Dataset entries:

=-=-=-=-=

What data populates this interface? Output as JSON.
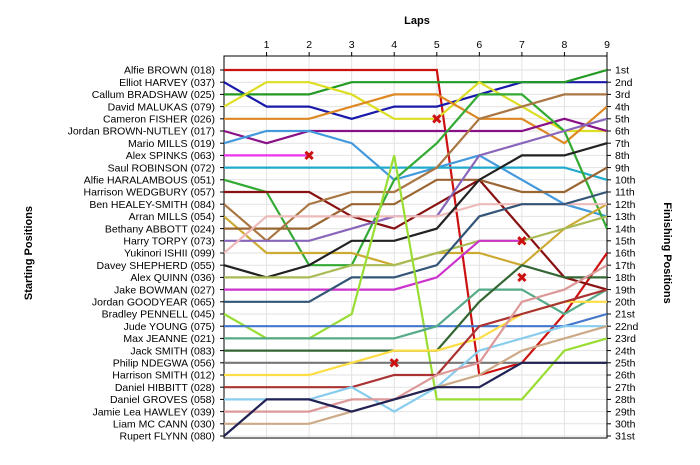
{
  "chart_data": {
    "type": "line",
    "title": "Laps",
    "xlabel": "Laps",
    "ylabel_left": "Starting Positions",
    "ylabel_right": "Finishing Positions",
    "x_ticks": [
      "1",
      "2",
      "3",
      "4",
      "5",
      "6",
      "7",
      "8",
      "9"
    ],
    "start_labels": [
      "Alfie BROWN (018)",
      "Elliot HARVEY (037)",
      "Callum BRADSHAW (025)",
      "David MALUKAS (079)",
      "Cameron FISHER (026)",
      "Jordan BROWN-NUTLEY (017)",
      "Mario MILLS (019)",
      "Alex SPINKS (063)",
      "Saul ROBINSON (072)",
      "Alfie HARALAMBOUS (051)",
      "Harrison WEDGBURY (057)",
      "Ben HEALEY-SMITH (084)",
      "Arran MILLS (054)",
      "Bethany ABBOTT (024)",
      "Harry TORPY (073)",
      "Yukinori ISHII (099)",
      "Davey SHEPHERD (055)",
      "Alex QUINN (036)",
      "Jake BOWMAN (027)",
      "Jordan GOODYEAR (065)",
      "Bradley PENNELL (045)",
      "Jude YOUNG (075)",
      "Max JEANNE (021)",
      "Jack SMITH (083)",
      "Philip NDEGWA (056)",
      "Harrison SMITH (012)",
      "Daniel HIBBITT (028)",
      "Daniel GROVES (058)",
      "Jamie Lea HAWLEY (039)",
      "Liam MC CANN (030)",
      "Rupert FLYNN (080)"
    ],
    "finish_labels": [
      "1st",
      "2nd",
      "3rd",
      "4th",
      "5th",
      "6th",
      "7th",
      "8th",
      "9th",
      "10th",
      "11th",
      "12th",
      "13th",
      "14th",
      "15th",
      "16th",
      "17th",
      "18th",
      "19th",
      "20th",
      "21st",
      "22nd",
      "23rd",
      "24th",
      "25th",
      "26th",
      "27th",
      "28th",
      "29th",
      "30th",
      "31st"
    ],
    "series": [
      {
        "color": "#cc1111",
        "positions": [
          1,
          1,
          1,
          1,
          1,
          1,
          26,
          25,
          21,
          16
        ]
      },
      {
        "color": "#1a1aaa",
        "positions": [
          2,
          4,
          4,
          5,
          4,
          4,
          3,
          2,
          2,
          2
        ]
      },
      {
        "color": "#229922",
        "positions": [
          3,
          3,
          3,
          2,
          2,
          2,
          2,
          2,
          2,
          1
        ]
      },
      {
        "color": "#dddd22",
        "positions": [
          4,
          2,
          2,
          3,
          5,
          5,
          2,
          4,
          6,
          6
        ]
      },
      {
        "color": "#dd8822",
        "positions": [
          5,
          5,
          5,
          4,
          3,
          3,
          5,
          5,
          7,
          4
        ]
      },
      {
        "color": "#881188",
        "positions": [
          6,
          7,
          6,
          6,
          6,
          6,
          6,
          6,
          5,
          6
        ]
      },
      {
        "color": "#4499dd",
        "positions": [
          7,
          6,
          6,
          7,
          10,
          9,
          8,
          10,
          12,
          13
        ]
      },
      {
        "color": "#ee33ee",
        "positions": [
          8,
          8,
          8,
          0,
          0,
          0,
          0,
          0,
          0,
          0
        ]
      },
      {
        "color": "#22aacc",
        "positions": [
          9,
          9,
          9,
          9,
          9,
          9,
          9,
          9,
          9,
          10
        ]
      },
      {
        "color": "#33aa33",
        "positions": [
          10,
          11,
          17,
          17,
          10,
          7,
          3,
          3,
          6,
          14
        ]
      },
      {
        "color": "#881111",
        "positions": [
          11,
          11,
          11,
          13,
          14,
          12,
          10,
          14,
          18,
          19
        ]
      },
      {
        "color": "#aa7744",
        "positions": [
          12,
          15,
          12,
          11,
          11,
          9,
          5,
          4,
          3,
          3
        ]
      },
      {
        "color": "#ccaa33",
        "positions": [
          13,
          16,
          16,
          16,
          17,
          16,
          16,
          17,
          14,
          12
        ]
      },
      {
        "color": "#996633",
        "positions": [
          14,
          14,
          14,
          12,
          12,
          10,
          10,
          11,
          11,
          9
        ]
      },
      {
        "color": "#8866bb",
        "positions": [
          15,
          15,
          15,
          14,
          13,
          13,
          8,
          7,
          6,
          5
        ]
      },
      {
        "color": "#eebbbb",
        "positions": [
          16,
          13,
          13,
          13,
          13,
          13,
          12,
          12,
          12,
          12
        ]
      },
      {
        "color": "#222222",
        "positions": [
          17,
          18,
          17,
          15,
          15,
          14,
          10,
          8,
          8,
          7
        ]
      },
      {
        "color": "#aabb55",
        "positions": [
          18,
          18,
          18,
          17,
          17,
          16,
          15,
          15,
          14,
          13
        ]
      },
      {
        "color": "#cc33cc",
        "positions": [
          19,
          19,
          19,
          19,
          19,
          18,
          15,
          15,
          0,
          0
        ]
      },
      {
        "color": "#335577",
        "positions": [
          20,
          20,
          20,
          18,
          18,
          17,
          13,
          12,
          12,
          11
        ]
      },
      {
        "color": "#99dd33",
        "positions": [
          21,
          23,
          23,
          21,
          8,
          28,
          28,
          28,
          24,
          23
        ]
      },
      {
        "color": "#4477cc",
        "positions": [
          22,
          22,
          22,
          22,
          22,
          22,
          22,
          22,
          22,
          21
        ]
      },
      {
        "color": "#55aa88",
        "positions": [
          23,
          23,
          23,
          23,
          23,
          22,
          19,
          19,
          21,
          19
        ]
      },
      {
        "color": "#336633",
        "positions": [
          24,
          24,
          24,
          24,
          24,
          24,
          20,
          17,
          18,
          18
        ]
      },
      {
        "color": "#777777",
        "positions": [
          25,
          25,
          25,
          25,
          25,
          25,
          25,
          25,
          25,
          25
        ]
      },
      {
        "color": "#ffdd44",
        "positions": [
          26,
          26,
          26,
          25,
          24,
          24,
          23,
          21,
          20,
          20
        ]
      },
      {
        "color": "#aa3333",
        "positions": [
          27,
          27,
          27,
          27,
          26,
          26,
          22,
          21,
          20,
          19
        ]
      },
      {
        "color": "#88ccee",
        "positions": [
          28,
          28,
          28,
          27,
          29,
          27,
          24,
          23,
          22,
          22
        ]
      },
      {
        "color": "#dd9999",
        "positions": [
          29,
          29,
          29,
          28,
          28,
          26,
          25,
          20,
          19,
          17
        ]
      },
      {
        "color": "#ccaa88",
        "positions": [
          30,
          30,
          30,
          29,
          28,
          27,
          26,
          24,
          23,
          22
        ]
      },
      {
        "color": "#222255",
        "positions": [
          31,
          28,
          28,
          29,
          28,
          27,
          27,
          25,
          25,
          25
        ]
      }
    ],
    "markers": [
      {
        "series": 7,
        "lap": 2,
        "position": 8
      },
      {
        "series": 3,
        "lap": 5,
        "position": 5
      },
      {
        "series": 14,
        "lap": 7,
        "position": 15
      },
      {
        "series": 17,
        "lap": 7,
        "position": 18
      },
      {
        "series": 24,
        "lap": 4,
        "position": 25
      }
    ],
    "grid": true
  }
}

=-=-=-=-=

Task - Transcribe the whole listing exactly. Pictures are excluded.

Response to this task -
What data populates this interface? Output as JSON.
{
  "chart_data": {
    "type": "line",
    "title": "Laps",
    "xlabel": "Laps",
    "ylabel_left": "Starting Positions",
    "ylabel_right": "Finishing Positions",
    "x_ticks": [
      "1",
      "2",
      "3",
      "4",
      "5",
      "6",
      "7",
      "8",
      "9"
    ],
    "start_labels": [
      "Alfie BROWN (018)",
      "Elliot HARVEY (037)",
      "Callum BRADSHAW (025)",
      "David MALUKAS (079)",
      "Cameron FISHER (026)",
      "Jordan BROWN-NUTLEY (017)",
      "Mario MILLS (019)",
      "Alex SPINKS (063)",
      "Saul ROBINSON (072)",
      "Alfie HARALAMBOUS (051)",
      "Harrison WEDGBURY (057)",
      "Ben HEALEY-SMITH (084)",
      "Arran MILLS (054)",
      "Bethany ABBOTT (024)",
      "Harry TORPY (073)",
      "Yukinori ISHII (099)",
      "Davey SHEPHERD (055)",
      "Alex QUINN (036)",
      "Jake BOWMAN (027)",
      "Jordan GOODYEAR (065)",
      "Bradley PENNELL (045)",
      "Jude YOUNG (075)",
      "Max JEANNE (021)",
      "Jack SMITH (083)",
      "Philip NDEGWA (056)",
      "Harrison SMITH (012)",
      "Daniel HIBBITT (028)",
      "Daniel GROVES (058)",
      "Jamie Lea HAWLEY (039)",
      "Liam MC CANN (030)",
      "Rupert FLYNN (080)"
    ],
    "finish_labels": [
      "1st",
      "2nd",
      "3rd",
      "4th",
      "5th",
      "6th",
      "7th",
      "8th",
      "9th",
      "10th",
      "11th",
      "12th",
      "13th",
      "14th",
      "15th",
      "16th",
      "17th",
      "18th",
      "19th",
      "20th",
      "21st",
      "22nd",
      "23rd",
      "24th",
      "25th",
      "26th",
      "27th",
      "28th",
      "29th",
      "30th",
      "31st"
    ],
    "series": [
      {
        "color": "#cc1111",
        "positions": [
          1,
          1,
          1,
          1,
          1,
          1,
          26,
          25,
          21,
          16
        ]
      },
      {
        "color": "#1a1aaa",
        "positions": [
          2,
          4,
          4,
          5,
          4,
          4,
          3,
          2,
          2,
          2
        ]
      },
      {
        "color": "#229922",
        "positions": [
          3,
          3,
          3,
          2,
          2,
          2,
          2,
          2,
          2,
          1
        ]
      },
      {
        "color": "#dddd22",
        "positions": [
          4,
          2,
          2,
          3,
          5,
          5,
          2,
          4,
          6,
          6
        ]
      },
      {
        "color": "#dd8822",
        "positions": [
          5,
          5,
          5,
          4,
          3,
          3,
          5,
          5,
          7,
          4
        ]
      },
      {
        "color": "#881188",
        "positions": [
          6,
          7,
          6,
          6,
          6,
          6,
          6,
          6,
          5,
          6
        ]
      },
      {
        "color": "#4499dd",
        "positions": [
          7,
          6,
          6,
          7,
          10,
          9,
          8,
          10,
          12,
          13
        ]
      },
      {
        "color": "#ee33ee",
        "positions": [
          8,
          8,
          8,
          0,
          0,
          0,
          0,
          0,
          0,
          0
        ]
      },
      {
        "color": "#22aacc",
        "positions": [
          9,
          9,
          9,
          9,
          9,
          9,
          9,
          9,
          9,
          10
        ]
      },
      {
        "color": "#33aa33",
        "positions": [
          10,
          11,
          17,
          17,
          10,
          7,
          3,
          3,
          6,
          14
        ]
      },
      {
        "color": "#881111",
        "positions": [
          11,
          11,
          11,
          13,
          14,
          12,
          10,
          14,
          18,
          19
        ]
      },
      {
        "color": "#aa7744",
        "positions": [
          12,
          15,
          12,
          11,
          11,
          9,
          5,
          4,
          3,
          3
        ]
      },
      {
        "color": "#ccaa33",
        "positions": [
          13,
          16,
          16,
          16,
          17,
          16,
          16,
          17,
          14,
          12
        ]
      },
      {
        "color": "#996633",
        "positions": [
          14,
          14,
          14,
          12,
          12,
          10,
          10,
          11,
          11,
          9
        ]
      },
      {
        "color": "#8866bb",
        "positions": [
          15,
          15,
          15,
          14,
          13,
          13,
          8,
          7,
          6,
          5
        ]
      },
      {
        "color": "#eebbbb",
        "positions": [
          16,
          13,
          13,
          13,
          13,
          13,
          12,
          12,
          12,
          12
        ]
      },
      {
        "color": "#222222",
        "positions": [
          17,
          18,
          17,
          15,
          15,
          14,
          10,
          8,
          8,
          7
        ]
      },
      {
        "color": "#aabb55",
        "positions": [
          18,
          18,
          18,
          17,
          17,
          16,
          15,
          15,
          14,
          13
        ]
      },
      {
        "color": "#cc33cc",
        "positions": [
          19,
          19,
          19,
          19,
          19,
          18,
          15,
          15,
          0,
          0
        ]
      },
      {
        "color": "#335577",
        "positions": [
          20,
          20,
          20,
          18,
          18,
          17,
          13,
          12,
          12,
          11
        ]
      },
      {
        "color": "#99dd33",
        "positions": [
          21,
          23,
          23,
          21,
          8,
          28,
          28,
          28,
          24,
          23
        ]
      },
      {
        "color": "#4477cc",
        "positions": [
          22,
          22,
          22,
          22,
          22,
          22,
          22,
          22,
          22,
          21
        ]
      },
      {
        "color": "#55aa88",
        "positions": [
          23,
          23,
          23,
          23,
          23,
          22,
          19,
          19,
          21,
          19
        ]
      },
      {
        "color": "#336633",
        "positions": [
          24,
          24,
          24,
          24,
          24,
          24,
          20,
          17,
          18,
          18
        ]
      },
      {
        "color": "#777777",
        "positions": [
          25,
          25,
          25,
          25,
          25,
          25,
          25,
          25,
          25,
          25
        ]
      },
      {
        "color": "#ffdd44",
        "positions": [
          26,
          26,
          26,
          25,
          24,
          24,
          23,
          21,
          20,
          20
        ]
      },
      {
        "color": "#aa3333",
        "positions": [
          27,
          27,
          27,
          27,
          26,
          26,
          22,
          21,
          20,
          19
        ]
      },
      {
        "color": "#88ccee",
        "positions": [
          28,
          28,
          28,
          27,
          29,
          27,
          24,
          23,
          22,
          22
        ]
      },
      {
        "color": "#dd9999",
        "positions": [
          29,
          29,
          29,
          28,
          28,
          26,
          25,
          20,
          19,
          17
        ]
      },
      {
        "color": "#ccaa88",
        "positions": [
          30,
          30,
          30,
          29,
          28,
          27,
          26,
          24,
          23,
          22
        ]
      },
      {
        "color": "#222255",
        "positions": [
          31,
          28,
          28,
          29,
          28,
          27,
          27,
          25,
          25,
          25
        ]
      }
    ],
    "markers": [
      {
        "series": 7,
        "lap": 2,
        "position": 8
      },
      {
        "series": 3,
        "lap": 5,
        "position": 5
      },
      {
        "series": 14,
        "lap": 7,
        "position": 15
      },
      {
        "series": 17,
        "lap": 7,
        "position": 18
      },
      {
        "series": 24,
        "lap": 4,
        "position": 25
      }
    ],
    "grid": true
  }
}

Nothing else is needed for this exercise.